Figure dataset records:
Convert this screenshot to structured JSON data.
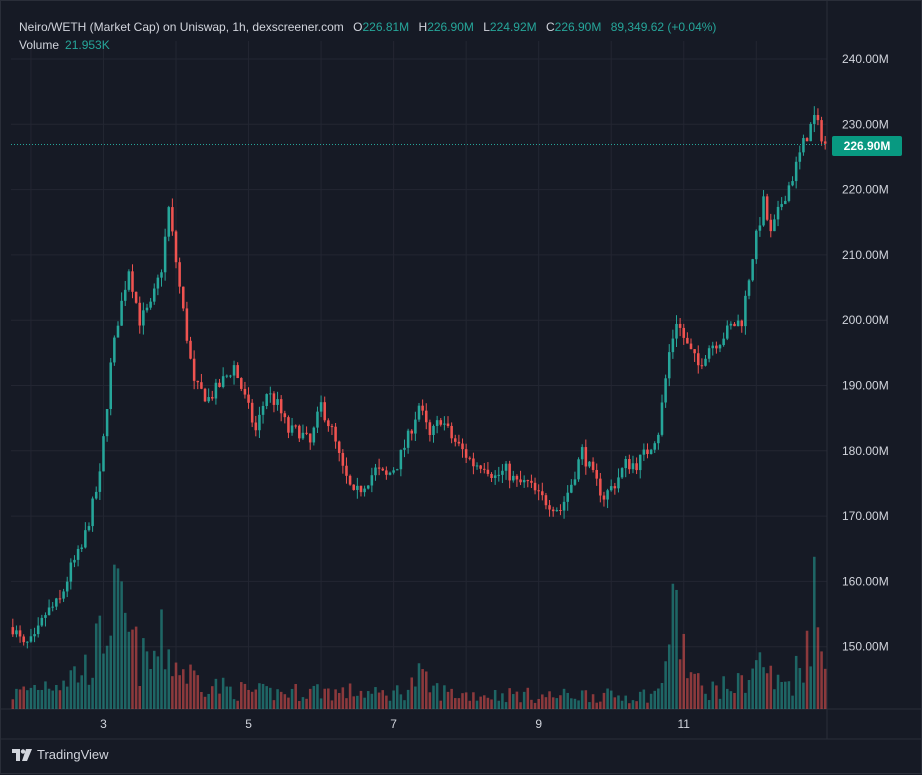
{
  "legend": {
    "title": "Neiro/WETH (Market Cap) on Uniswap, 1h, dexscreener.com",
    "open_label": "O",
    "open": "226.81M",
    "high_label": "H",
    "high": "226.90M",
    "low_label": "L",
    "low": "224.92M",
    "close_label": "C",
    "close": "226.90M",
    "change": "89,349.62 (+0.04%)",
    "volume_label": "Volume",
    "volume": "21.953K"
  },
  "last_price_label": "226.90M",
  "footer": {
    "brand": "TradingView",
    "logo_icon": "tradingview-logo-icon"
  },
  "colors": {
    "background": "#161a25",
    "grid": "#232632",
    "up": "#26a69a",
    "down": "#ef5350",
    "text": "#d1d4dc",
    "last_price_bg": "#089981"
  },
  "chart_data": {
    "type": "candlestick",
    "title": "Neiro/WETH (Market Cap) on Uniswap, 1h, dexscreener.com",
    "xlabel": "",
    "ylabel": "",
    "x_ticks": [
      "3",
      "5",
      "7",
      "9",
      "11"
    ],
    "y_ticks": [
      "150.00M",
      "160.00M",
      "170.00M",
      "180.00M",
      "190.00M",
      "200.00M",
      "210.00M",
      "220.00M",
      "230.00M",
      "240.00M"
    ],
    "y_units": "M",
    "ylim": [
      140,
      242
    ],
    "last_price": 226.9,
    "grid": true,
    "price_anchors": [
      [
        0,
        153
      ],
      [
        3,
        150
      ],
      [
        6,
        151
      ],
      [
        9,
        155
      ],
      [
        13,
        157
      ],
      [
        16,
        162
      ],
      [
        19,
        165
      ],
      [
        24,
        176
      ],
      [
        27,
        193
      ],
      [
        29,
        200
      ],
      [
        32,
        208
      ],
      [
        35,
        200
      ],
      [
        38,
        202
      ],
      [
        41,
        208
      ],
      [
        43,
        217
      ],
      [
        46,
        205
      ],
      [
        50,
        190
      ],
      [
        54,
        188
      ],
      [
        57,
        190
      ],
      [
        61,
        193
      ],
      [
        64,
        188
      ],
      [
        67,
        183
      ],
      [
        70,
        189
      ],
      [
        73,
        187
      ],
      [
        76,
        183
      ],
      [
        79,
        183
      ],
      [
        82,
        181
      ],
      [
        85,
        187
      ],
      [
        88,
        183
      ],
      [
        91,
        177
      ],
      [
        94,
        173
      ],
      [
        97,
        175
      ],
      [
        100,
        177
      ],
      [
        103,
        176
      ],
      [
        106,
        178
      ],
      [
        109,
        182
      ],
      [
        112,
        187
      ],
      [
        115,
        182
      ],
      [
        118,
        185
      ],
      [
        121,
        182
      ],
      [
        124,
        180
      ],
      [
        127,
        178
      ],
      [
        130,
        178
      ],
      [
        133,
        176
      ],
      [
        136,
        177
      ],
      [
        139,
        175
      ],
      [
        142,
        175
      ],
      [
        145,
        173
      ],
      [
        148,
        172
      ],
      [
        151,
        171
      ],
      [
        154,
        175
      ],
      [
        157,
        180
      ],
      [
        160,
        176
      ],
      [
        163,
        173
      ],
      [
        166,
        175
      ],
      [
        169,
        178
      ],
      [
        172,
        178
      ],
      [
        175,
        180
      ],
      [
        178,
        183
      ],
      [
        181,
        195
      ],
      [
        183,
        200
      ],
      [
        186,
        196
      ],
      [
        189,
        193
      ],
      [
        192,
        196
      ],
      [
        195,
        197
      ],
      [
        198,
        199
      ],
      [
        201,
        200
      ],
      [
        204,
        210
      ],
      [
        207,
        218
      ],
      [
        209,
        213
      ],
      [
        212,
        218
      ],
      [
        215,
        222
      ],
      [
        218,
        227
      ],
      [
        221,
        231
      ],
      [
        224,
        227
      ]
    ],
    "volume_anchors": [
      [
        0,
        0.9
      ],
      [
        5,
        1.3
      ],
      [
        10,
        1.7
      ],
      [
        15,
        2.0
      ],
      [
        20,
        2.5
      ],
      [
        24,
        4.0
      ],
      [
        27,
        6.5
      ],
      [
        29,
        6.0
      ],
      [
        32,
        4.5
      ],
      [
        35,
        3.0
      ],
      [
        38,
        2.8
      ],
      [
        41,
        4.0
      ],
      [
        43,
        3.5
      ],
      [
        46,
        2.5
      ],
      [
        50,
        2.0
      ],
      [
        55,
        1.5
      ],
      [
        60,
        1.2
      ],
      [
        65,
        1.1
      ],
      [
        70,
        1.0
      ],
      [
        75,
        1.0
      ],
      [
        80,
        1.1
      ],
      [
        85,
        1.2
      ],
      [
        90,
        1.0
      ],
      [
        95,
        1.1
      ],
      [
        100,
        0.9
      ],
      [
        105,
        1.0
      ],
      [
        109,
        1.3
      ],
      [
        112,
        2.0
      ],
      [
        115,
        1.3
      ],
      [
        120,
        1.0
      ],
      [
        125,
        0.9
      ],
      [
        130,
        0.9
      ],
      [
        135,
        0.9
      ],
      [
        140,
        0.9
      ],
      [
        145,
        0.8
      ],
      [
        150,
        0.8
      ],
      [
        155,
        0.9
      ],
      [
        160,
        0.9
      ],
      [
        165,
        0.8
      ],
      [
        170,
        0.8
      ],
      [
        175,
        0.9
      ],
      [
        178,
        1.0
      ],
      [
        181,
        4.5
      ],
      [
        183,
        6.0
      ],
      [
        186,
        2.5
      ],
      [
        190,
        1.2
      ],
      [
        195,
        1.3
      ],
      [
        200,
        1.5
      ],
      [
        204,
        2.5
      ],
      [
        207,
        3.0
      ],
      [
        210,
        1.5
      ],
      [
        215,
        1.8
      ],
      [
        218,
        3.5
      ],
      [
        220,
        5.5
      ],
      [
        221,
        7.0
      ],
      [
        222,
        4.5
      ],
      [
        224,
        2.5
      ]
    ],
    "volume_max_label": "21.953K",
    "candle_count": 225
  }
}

PROBLEM DESCRIPTION: Write out the listing above again, exactly, but with no pictures in the copy.

EXERCISE RESULT:
Convert this screenshot to structured JSON data.
{
  "legend": {
    "title": "Neiro/WETH (Market Cap) on Uniswap, 1h, dexscreener.com",
    "open_label": "O",
    "open": "226.81M",
    "high_label": "H",
    "high": "226.90M",
    "low_label": "L",
    "low": "224.92M",
    "close_label": "C",
    "close": "226.90M",
    "change": "89,349.62 (+0.04%)",
    "volume_label": "Volume",
    "volume": "21.953K"
  },
  "last_price_label": "226.90M",
  "footer": {
    "brand": "TradingView",
    "logo_icon": "tradingview-logo-icon"
  },
  "colors": {
    "background": "#161a25",
    "grid": "#232632",
    "up": "#26a69a",
    "down": "#ef5350",
    "text": "#d1d4dc",
    "last_price_bg": "#089981"
  },
  "chart_data": {
    "type": "candlestick",
    "title": "Neiro/WETH (Market Cap) on Uniswap, 1h, dexscreener.com",
    "xlabel": "",
    "ylabel": "",
    "x_ticks": [
      "3",
      "5",
      "7",
      "9",
      "11"
    ],
    "y_ticks": [
      "150.00M",
      "160.00M",
      "170.00M",
      "180.00M",
      "190.00M",
      "200.00M",
      "210.00M",
      "220.00M",
      "230.00M",
      "240.00M"
    ],
    "y_units": "M",
    "ylim": [
      140,
      242
    ],
    "last_price": 226.9,
    "grid": true,
    "price_anchors": [
      [
        0,
        153
      ],
      [
        3,
        150
      ],
      [
        6,
        151
      ],
      [
        9,
        155
      ],
      [
        13,
        157
      ],
      [
        16,
        162
      ],
      [
        19,
        165
      ],
      [
        24,
        176
      ],
      [
        27,
        193
      ],
      [
        29,
        200
      ],
      [
        32,
        208
      ],
      [
        35,
        200
      ],
      [
        38,
        202
      ],
      [
        41,
        208
      ],
      [
        43,
        217
      ],
      [
        46,
        205
      ],
      [
        50,
        190
      ],
      [
        54,
        188
      ],
      [
        57,
        190
      ],
      [
        61,
        193
      ],
      [
        64,
        188
      ],
      [
        67,
        183
      ],
      [
        70,
        189
      ],
      [
        73,
        187
      ],
      [
        76,
        183
      ],
      [
        79,
        183
      ],
      [
        82,
        181
      ],
      [
        85,
        187
      ],
      [
        88,
        183
      ],
      [
        91,
        177
      ],
      [
        94,
        173
      ],
      [
        97,
        175
      ],
      [
        100,
        177
      ],
      [
        103,
        176
      ],
      [
        106,
        178
      ],
      [
        109,
        182
      ],
      [
        112,
        187
      ],
      [
        115,
        182
      ],
      [
        118,
        185
      ],
      [
        121,
        182
      ],
      [
        124,
        180
      ],
      [
        127,
        178
      ],
      [
        130,
        178
      ],
      [
        133,
        176
      ],
      [
        136,
        177
      ],
      [
        139,
        175
      ],
      [
        142,
        175
      ],
      [
        145,
        173
      ],
      [
        148,
        172
      ],
      [
        151,
        171
      ],
      [
        154,
        175
      ],
      [
        157,
        180
      ],
      [
        160,
        176
      ],
      [
        163,
        173
      ],
      [
        166,
        175
      ],
      [
        169,
        178
      ],
      [
        172,
        178
      ],
      [
        175,
        180
      ],
      [
        178,
        183
      ],
      [
        181,
        195
      ],
      [
        183,
        200
      ],
      [
        186,
        196
      ],
      [
        189,
        193
      ],
      [
        192,
        196
      ],
      [
        195,
        197
      ],
      [
        198,
        199
      ],
      [
        201,
        200
      ],
      [
        204,
        210
      ],
      [
        207,
        218
      ],
      [
        209,
        213
      ],
      [
        212,
        218
      ],
      [
        215,
        222
      ],
      [
        218,
        227
      ],
      [
        221,
        231
      ],
      [
        224,
        227
      ]
    ],
    "volume_anchors": [
      [
        0,
        0.9
      ],
      [
        5,
        1.3
      ],
      [
        10,
        1.7
      ],
      [
        15,
        2.0
      ],
      [
        20,
        2.5
      ],
      [
        24,
        4.0
      ],
      [
        27,
        6.5
      ],
      [
        29,
        6.0
      ],
      [
        32,
        4.5
      ],
      [
        35,
        3.0
      ],
      [
        38,
        2.8
      ],
      [
        41,
        4.0
      ],
      [
        43,
        3.5
      ],
      [
        46,
        2.5
      ],
      [
        50,
        2.0
      ],
      [
        55,
        1.5
      ],
      [
        60,
        1.2
      ],
      [
        65,
        1.1
      ],
      [
        70,
        1.0
      ],
      [
        75,
        1.0
      ],
      [
        80,
        1.1
      ],
      [
        85,
        1.2
      ],
      [
        90,
        1.0
      ],
      [
        95,
        1.1
      ],
      [
        100,
        0.9
      ],
      [
        105,
        1.0
      ],
      [
        109,
        1.3
      ],
      [
        112,
        2.0
      ],
      [
        115,
        1.3
      ],
      [
        120,
        1.0
      ],
      [
        125,
        0.9
      ],
      [
        130,
        0.9
      ],
      [
        135,
        0.9
      ],
      [
        140,
        0.9
      ],
      [
        145,
        0.8
      ],
      [
        150,
        0.8
      ],
      [
        155,
        0.9
      ],
      [
        160,
        0.9
      ],
      [
        165,
        0.8
      ],
      [
        170,
        0.8
      ],
      [
        175,
        0.9
      ],
      [
        178,
        1.0
      ],
      [
        181,
        4.5
      ],
      [
        183,
        6.0
      ],
      [
        186,
        2.5
      ],
      [
        190,
        1.2
      ],
      [
        195,
        1.3
      ],
      [
        200,
        1.5
      ],
      [
        204,
        2.5
      ],
      [
        207,
        3.0
      ],
      [
        210,
        1.5
      ],
      [
        215,
        1.8
      ],
      [
        218,
        3.5
      ],
      [
        220,
        5.5
      ],
      [
        221,
        7.0
      ],
      [
        222,
        4.5
      ],
      [
        224,
        2.5
      ]
    ],
    "volume_max_label": "21.953K",
    "candle_count": 225
  }
}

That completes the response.